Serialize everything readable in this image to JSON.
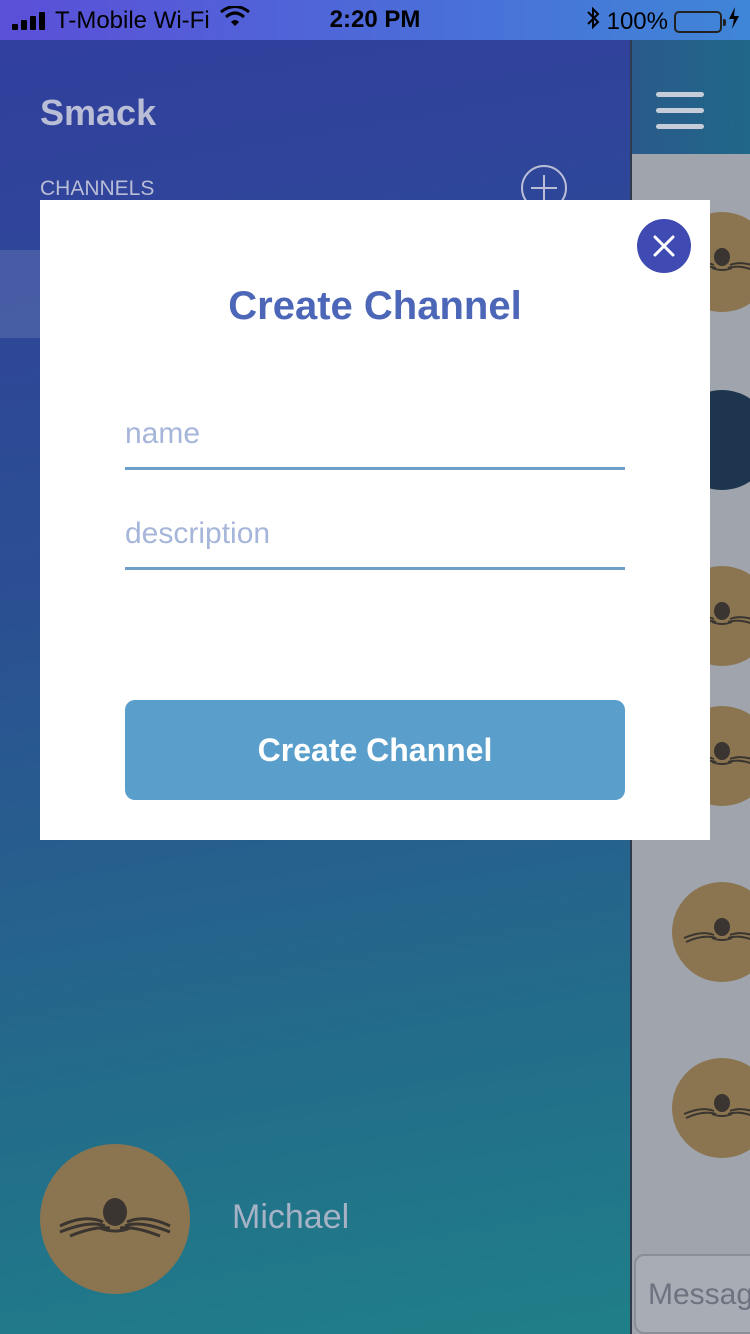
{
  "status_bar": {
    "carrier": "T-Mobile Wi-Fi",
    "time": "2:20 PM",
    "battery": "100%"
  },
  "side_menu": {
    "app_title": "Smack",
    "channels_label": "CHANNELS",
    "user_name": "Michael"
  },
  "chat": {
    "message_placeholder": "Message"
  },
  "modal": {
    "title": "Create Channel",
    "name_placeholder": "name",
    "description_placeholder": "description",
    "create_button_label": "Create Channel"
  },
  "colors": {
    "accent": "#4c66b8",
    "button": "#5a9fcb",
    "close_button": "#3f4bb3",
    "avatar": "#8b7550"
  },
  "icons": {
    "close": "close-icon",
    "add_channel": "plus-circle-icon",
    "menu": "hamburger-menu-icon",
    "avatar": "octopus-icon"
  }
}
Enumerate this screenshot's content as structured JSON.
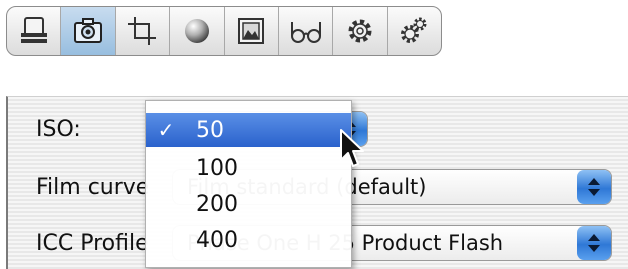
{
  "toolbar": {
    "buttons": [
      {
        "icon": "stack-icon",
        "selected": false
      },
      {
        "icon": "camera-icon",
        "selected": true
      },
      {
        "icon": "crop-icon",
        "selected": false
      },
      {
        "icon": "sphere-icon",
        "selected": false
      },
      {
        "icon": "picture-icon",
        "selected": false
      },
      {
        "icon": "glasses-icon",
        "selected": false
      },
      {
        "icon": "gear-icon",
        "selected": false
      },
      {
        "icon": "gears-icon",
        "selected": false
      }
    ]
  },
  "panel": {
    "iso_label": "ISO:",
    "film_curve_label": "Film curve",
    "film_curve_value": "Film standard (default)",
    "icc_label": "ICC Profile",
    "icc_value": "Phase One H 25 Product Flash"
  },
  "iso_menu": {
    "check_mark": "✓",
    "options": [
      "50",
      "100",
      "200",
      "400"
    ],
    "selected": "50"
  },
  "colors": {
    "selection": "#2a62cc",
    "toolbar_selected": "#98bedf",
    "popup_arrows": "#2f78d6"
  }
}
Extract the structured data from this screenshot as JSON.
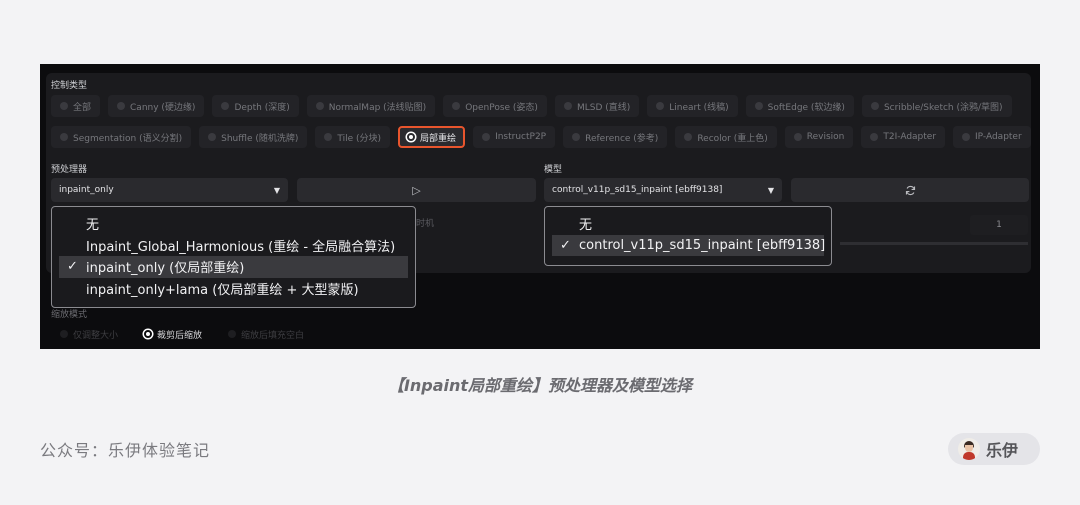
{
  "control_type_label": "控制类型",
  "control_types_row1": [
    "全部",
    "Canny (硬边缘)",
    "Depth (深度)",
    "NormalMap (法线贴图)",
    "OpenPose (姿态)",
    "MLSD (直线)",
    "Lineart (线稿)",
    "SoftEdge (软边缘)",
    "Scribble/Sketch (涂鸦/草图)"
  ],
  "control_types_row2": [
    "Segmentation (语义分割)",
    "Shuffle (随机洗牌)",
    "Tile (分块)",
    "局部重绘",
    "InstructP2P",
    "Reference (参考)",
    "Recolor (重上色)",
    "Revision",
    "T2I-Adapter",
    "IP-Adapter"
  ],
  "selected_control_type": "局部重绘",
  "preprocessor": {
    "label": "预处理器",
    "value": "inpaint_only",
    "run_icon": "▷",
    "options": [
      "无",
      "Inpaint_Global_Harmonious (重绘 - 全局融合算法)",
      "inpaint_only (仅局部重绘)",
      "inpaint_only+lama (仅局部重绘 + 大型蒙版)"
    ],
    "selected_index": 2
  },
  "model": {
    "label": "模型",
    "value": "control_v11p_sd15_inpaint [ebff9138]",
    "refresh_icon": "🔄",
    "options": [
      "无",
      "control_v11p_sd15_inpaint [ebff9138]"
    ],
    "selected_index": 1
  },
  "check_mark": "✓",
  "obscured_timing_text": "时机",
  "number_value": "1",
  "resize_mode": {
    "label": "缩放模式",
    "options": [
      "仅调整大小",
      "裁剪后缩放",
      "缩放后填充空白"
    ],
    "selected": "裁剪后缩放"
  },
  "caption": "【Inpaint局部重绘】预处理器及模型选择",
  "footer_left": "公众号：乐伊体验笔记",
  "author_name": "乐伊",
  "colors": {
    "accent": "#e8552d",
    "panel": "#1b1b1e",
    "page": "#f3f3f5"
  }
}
━━━
WORK REQUIRED — Transcribe all of the records above character for character. Exclude the pictures.

FINAL RESULT —
Serialize everything readable in this image to JSON.
{
  "status_bar": {
    "carrier": "T-Mobile Wi-Fi",
    "time": "2:20 PM",
    "battery": "100%"
  },
  "side_menu": {
    "app_title": "Smack",
    "channels_label": "CHANNELS",
    "user_name": "Michael"
  },
  "chat": {
    "message_placeholder": "Message"
  },
  "modal": {
    "title": "Create Channel",
    "name_placeholder": "name",
    "description_placeholder": "description",
    "create_button_label": "Create Channel"
  },
  "colors": {
    "accent": "#4c66b8",
    "button": "#5a9fcb",
    "close_button": "#3f4bb3",
    "avatar": "#8b7550"
  },
  "icons": {
    "close": "close-icon",
    "add_channel": "plus-circle-icon",
    "menu": "hamburger-menu-icon",
    "avatar": "octopus-icon"
  }
}
Enumerate this screenshot's content as structured JSON.
{
  "toolbar": {
    "buttons": [
      {
        "icon": "stack-icon",
        "selected": false
      },
      {
        "icon": "camera-icon",
        "selected": true
      },
      {
        "icon": "crop-icon",
        "selected": false
      },
      {
        "icon": "sphere-icon",
        "selected": false
      },
      {
        "icon": "picture-icon",
        "selected": false
      },
      {
        "icon": "glasses-icon",
        "selected": false
      },
      {
        "icon": "gear-icon",
        "selected": false
      },
      {
        "icon": "gears-icon",
        "selected": false
      }
    ]
  },
  "panel": {
    "iso_label": "ISO:",
    "film_curve_label": "Film curve",
    "film_curve_value": "Film standard (default)",
    "icc_label": "ICC Profile",
    "icc_value": "Phase One H 25 Product Flash"
  },
  "iso_menu": {
    "check_mark": "✓",
    "options": [
      "50",
      "100",
      "200",
      "400"
    ],
    "selected": "50"
  },
  "colors": {
    "selection": "#2a62cc",
    "toolbar_selected": "#98bedf",
    "popup_arrows": "#2f78d6"
  }
}
Extract the structured data from this screenshot as JSON.
{
  "control_type_label": "控制类型",
  "control_types_row1": [
    "全部",
    "Canny (硬边缘)",
    "Depth (深度)",
    "NormalMap (法线贴图)",
    "OpenPose (姿态)",
    "MLSD (直线)",
    "Lineart (线稿)",
    "SoftEdge (软边缘)",
    "Scribble/Sketch (涂鸦/草图)"
  ],
  "control_types_row2": [
    "Segmentation (语义分割)",
    "Shuffle (随机洗牌)",
    "Tile (分块)",
    "局部重绘",
    "InstructP2P",
    "Reference (参考)",
    "Recolor (重上色)",
    "Revision",
    "T2I-Adapter",
    "IP-Adapter"
  ],
  "selected_control_type": "局部重绘",
  "preprocessor": {
    "label": "预处理器",
    "value": "inpaint_only",
    "run_icon": "▷",
    "options": [
      "无",
      "Inpaint_Global_Harmonious (重绘 - 全局融合算法)",
      "inpaint_only (仅局部重绘)",
      "inpaint_only+lama (仅局部重绘 + 大型蒙版)"
    ],
    "selected_index": 2
  },
  "model": {
    "label": "模型",
    "value": "control_v11p_sd15_inpaint [ebff9138]",
    "refresh_icon": "🔄",
    "options": [
      "无",
      "control_v11p_sd15_inpaint [ebff9138]"
    ],
    "selected_index": 1
  },
  "check_mark": "✓",
  "obscured_timing_text": "时机",
  "number_value": "1",
  "resize_mode": {
    "label": "缩放模式",
    "options": [
      "仅调整大小",
      "裁剪后缩放",
      "缩放后填充空白"
    ],
    "selected": "裁剪后缩放"
  },
  "caption": "【Inpaint局部重绘】预处理器及模型选择",
  "footer_left": "公众号：乐伊体验笔记",
  "author_name": "乐伊",
  "colors": {
    "accent": "#e8552d",
    "panel": "#1b1b1e",
    "page": "#f3f3f5"
  }
}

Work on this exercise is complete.